> YOUR GOAL: Write out all the entries word for word and omit any pictures.

↓↓↓

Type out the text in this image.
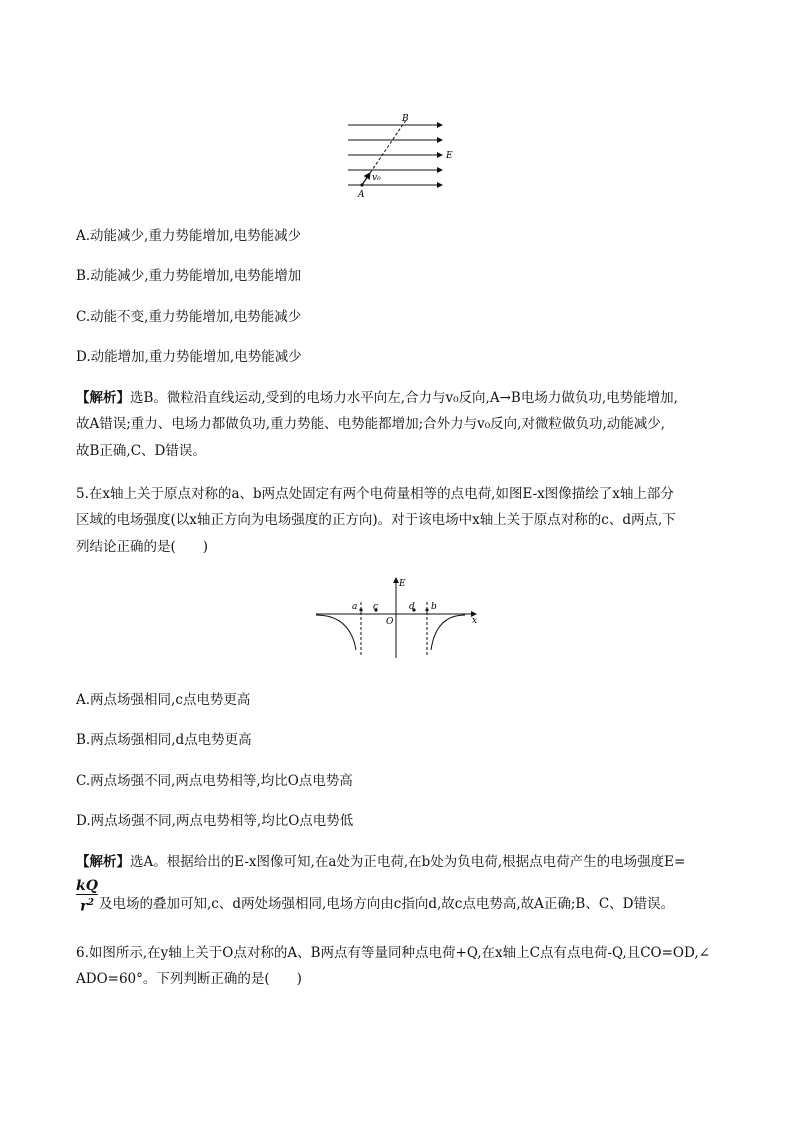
B
E
A
v₀
A.动能减少,重力势能增加,电势能减少
B.动能减少,重力势能增加,电势能增加
C.动能不变,重力势能增加,电势能减少
D.动能增加,重力势能增加,电势能减少
【解析】选B。微粒沿直线运动,受到的电场力水平向左,合力与v₀反向,A→B电场力做负功,电势能增加,
故A错误;重力、电场力都做负功,重力势能、电势能都增加;合外力与v₀反向,对微粒做负功,动能减少,
故B正确,C、D错误。
5.在x轴上关于原点对称的a、b两点处固定有两个电荷量相等的点电荷,如图E-x图像描绘了x轴上部分
区域的电场强度(以x轴正方向为电场强度的正方向)。对于该电场中x轴上关于原点对称的c、d两点,下
列结论正确的是(　　)
a c	d b
O
E
x
A.两点场强相同,c点电势更高
B.两点场强相同,d点电势更高
C.两点场强不同,两点电势相等,均比O点电势高
D.两点场强不同,两点电势相等,均比O点电势低
【解析】选A。根据给出的E-x图像可知,在a处为正电荷,在b处为负电荷,根据点电荷产生的电场强度E=
$\frac{kQ}{r^2}$ 及电场的叠加可知,c、d两处场强相同,电场方向由c指向d,故c点电势高,故A正确;B、C、D错误。
6.如图所示,在y轴上关于O点对称的A、B两点有等量同种点电荷+Q,在x轴上C点有点电荷-Q,且CO=OD,∠
ADO=60°。下列判断正确的是(　　)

↑↑↑

> FULL RESPONSE:
Type out the text in this image.
B
E
A
v₀
A.动能减少,重力势能增加,电势能减少
B.动能减少,重力势能增加,电势能增加
C.动能不变,重力势能增加,电势能减少
D.动能增加,重力势能增加,电势能减少
【解析】选B。微粒沿直线运动,受到的电场力水平向左,合力与v₀反向,A→B电场力做负功,电势能增加,
故A错误;重力、电场力都做负功,重力势能、电势能都增加;合外力与v₀反向,对微粒做负功,动能减少,
故B正确,C、D错误。
5.在x轴上关于原点对称的a、b两点处固定有两个电荷量相等的点电荷,如图E-x图像描绘了x轴上部分
区域的电场强度(以x轴正方向为电场强度的正方向)。对于该电场中x轴上关于原点对称的c、d两点,下
列结论正确的是(　　)
a c	d b
O
E
x
A.两点场强相同,c点电势更高
B.两点场强相同,d点电势更高
C.两点场强不同,两点电势相等,均比O点电势高
D.两点场强不同,两点电势相等,均比O点电势低
【解析】选A。根据给出的E-x图像可知,在a处为正电荷,在b处为负电荷,根据点电荷产生的电场强度E=
$\frac{kQ}{r^2}$ 及电场的叠加可知,c、d两处场强相同,电场方向由c指向d,故c点电势高,故A正确;B、C、D错误。
6.如图所示,在y轴上关于O点对称的A、B两点有等量同种点电荷+Q,在x轴上C点有点电荷-Q,且CO=OD,∠
ADO=60°。下列判断正确的是(　　)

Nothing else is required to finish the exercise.